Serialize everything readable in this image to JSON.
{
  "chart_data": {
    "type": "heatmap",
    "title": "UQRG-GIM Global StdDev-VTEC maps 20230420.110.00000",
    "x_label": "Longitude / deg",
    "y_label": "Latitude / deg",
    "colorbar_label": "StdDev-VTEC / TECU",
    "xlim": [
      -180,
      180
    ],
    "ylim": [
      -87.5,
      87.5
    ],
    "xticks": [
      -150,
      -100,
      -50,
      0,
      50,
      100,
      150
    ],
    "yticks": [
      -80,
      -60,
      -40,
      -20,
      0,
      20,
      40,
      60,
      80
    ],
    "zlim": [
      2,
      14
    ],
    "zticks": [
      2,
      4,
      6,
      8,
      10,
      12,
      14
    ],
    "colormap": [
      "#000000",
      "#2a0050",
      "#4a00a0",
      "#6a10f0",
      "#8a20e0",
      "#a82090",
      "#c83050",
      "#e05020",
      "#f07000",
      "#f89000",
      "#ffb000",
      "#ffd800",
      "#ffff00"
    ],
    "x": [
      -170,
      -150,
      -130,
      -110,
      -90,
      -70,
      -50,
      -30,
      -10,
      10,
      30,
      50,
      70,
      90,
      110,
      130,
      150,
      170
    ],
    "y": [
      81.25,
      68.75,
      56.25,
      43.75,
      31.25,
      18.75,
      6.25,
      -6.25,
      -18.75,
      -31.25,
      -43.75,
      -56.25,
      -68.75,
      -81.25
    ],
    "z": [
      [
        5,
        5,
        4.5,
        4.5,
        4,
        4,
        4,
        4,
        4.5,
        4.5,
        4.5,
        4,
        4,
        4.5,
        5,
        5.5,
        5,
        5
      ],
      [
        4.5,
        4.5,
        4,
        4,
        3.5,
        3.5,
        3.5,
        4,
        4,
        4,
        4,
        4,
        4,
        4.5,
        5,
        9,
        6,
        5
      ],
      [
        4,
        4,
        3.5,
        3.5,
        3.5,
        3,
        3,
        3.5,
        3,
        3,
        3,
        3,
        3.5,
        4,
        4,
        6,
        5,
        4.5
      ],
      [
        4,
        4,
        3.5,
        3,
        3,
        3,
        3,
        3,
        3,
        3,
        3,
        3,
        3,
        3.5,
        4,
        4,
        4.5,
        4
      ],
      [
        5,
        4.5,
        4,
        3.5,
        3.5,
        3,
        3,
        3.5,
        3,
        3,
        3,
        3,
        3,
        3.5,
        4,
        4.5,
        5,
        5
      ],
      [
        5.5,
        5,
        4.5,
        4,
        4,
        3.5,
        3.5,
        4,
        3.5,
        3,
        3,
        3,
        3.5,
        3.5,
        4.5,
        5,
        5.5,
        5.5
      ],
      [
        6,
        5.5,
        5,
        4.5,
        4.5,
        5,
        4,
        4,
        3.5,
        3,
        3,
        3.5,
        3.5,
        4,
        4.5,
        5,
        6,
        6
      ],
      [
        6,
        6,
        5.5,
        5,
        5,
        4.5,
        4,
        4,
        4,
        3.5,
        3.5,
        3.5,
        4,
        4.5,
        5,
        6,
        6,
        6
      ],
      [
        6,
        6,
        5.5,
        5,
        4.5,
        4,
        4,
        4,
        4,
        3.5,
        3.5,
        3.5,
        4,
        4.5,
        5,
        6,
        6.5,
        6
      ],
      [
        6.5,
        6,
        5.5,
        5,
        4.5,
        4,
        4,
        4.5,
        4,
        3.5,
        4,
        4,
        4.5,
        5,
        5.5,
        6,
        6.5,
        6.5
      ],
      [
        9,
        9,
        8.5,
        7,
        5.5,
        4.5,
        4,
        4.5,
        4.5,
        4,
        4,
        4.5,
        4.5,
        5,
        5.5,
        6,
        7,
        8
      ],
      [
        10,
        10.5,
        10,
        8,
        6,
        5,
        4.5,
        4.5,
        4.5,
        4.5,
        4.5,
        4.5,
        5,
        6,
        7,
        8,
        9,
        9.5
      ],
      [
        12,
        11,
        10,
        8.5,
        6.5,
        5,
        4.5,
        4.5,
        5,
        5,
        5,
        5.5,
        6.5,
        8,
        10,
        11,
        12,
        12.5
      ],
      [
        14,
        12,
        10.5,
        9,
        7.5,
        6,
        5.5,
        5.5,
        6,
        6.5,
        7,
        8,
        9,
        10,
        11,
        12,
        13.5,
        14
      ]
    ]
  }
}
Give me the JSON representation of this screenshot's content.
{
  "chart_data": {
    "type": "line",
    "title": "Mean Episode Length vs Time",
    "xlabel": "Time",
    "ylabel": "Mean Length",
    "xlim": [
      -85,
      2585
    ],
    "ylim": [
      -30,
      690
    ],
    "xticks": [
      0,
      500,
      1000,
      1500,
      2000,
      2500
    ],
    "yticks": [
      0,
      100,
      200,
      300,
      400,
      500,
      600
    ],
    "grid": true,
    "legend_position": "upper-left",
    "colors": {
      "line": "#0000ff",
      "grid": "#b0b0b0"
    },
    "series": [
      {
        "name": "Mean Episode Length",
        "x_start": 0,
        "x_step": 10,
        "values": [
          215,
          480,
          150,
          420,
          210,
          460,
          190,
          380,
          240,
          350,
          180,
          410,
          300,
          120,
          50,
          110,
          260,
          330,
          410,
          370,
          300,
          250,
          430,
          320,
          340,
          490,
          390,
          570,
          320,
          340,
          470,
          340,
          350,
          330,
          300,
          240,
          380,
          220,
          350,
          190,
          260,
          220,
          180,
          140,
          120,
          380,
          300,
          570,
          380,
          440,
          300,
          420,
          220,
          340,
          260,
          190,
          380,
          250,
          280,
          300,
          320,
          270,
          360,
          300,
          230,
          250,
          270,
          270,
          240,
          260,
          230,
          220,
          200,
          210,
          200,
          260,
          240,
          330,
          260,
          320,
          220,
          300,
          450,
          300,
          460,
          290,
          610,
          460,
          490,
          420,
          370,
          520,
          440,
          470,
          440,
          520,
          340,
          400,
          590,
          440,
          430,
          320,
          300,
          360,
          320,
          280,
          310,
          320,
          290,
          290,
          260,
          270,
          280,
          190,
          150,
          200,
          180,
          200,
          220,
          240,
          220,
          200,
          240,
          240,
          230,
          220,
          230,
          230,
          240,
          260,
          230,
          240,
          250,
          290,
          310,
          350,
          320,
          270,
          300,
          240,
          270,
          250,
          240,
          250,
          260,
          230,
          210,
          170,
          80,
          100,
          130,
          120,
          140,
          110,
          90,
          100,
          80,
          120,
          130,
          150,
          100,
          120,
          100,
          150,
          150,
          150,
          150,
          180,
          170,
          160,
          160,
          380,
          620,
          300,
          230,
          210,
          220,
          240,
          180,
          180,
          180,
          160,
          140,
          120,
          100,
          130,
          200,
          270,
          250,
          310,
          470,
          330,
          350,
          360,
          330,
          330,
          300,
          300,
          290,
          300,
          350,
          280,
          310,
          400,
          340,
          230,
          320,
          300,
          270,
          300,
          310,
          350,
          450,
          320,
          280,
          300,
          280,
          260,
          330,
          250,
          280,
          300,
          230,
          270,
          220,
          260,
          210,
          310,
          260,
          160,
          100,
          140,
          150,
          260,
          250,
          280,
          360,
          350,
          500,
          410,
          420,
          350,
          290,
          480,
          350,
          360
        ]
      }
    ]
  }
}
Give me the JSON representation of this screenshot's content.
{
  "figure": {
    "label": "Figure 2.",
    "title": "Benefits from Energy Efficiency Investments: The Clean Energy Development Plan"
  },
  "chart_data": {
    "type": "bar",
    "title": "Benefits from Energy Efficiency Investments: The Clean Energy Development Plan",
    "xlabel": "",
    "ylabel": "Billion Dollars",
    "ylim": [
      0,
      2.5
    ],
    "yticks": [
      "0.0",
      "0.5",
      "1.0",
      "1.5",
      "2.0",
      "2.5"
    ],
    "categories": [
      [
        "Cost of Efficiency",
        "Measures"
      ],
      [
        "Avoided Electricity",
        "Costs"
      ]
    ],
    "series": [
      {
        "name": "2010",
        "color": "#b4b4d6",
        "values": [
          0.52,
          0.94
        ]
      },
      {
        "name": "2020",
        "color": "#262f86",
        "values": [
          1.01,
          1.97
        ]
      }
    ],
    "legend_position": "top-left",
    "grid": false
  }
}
========================================================================
▸ **Set exercise**
Check every line of the data above for the string "Mean", and copy those that have it.

▸ **Solution to this task**
    "title": "Mean Episode Length vs Time",
    "ylabel": "Mean Length",
        "name": "Mean Episode Length",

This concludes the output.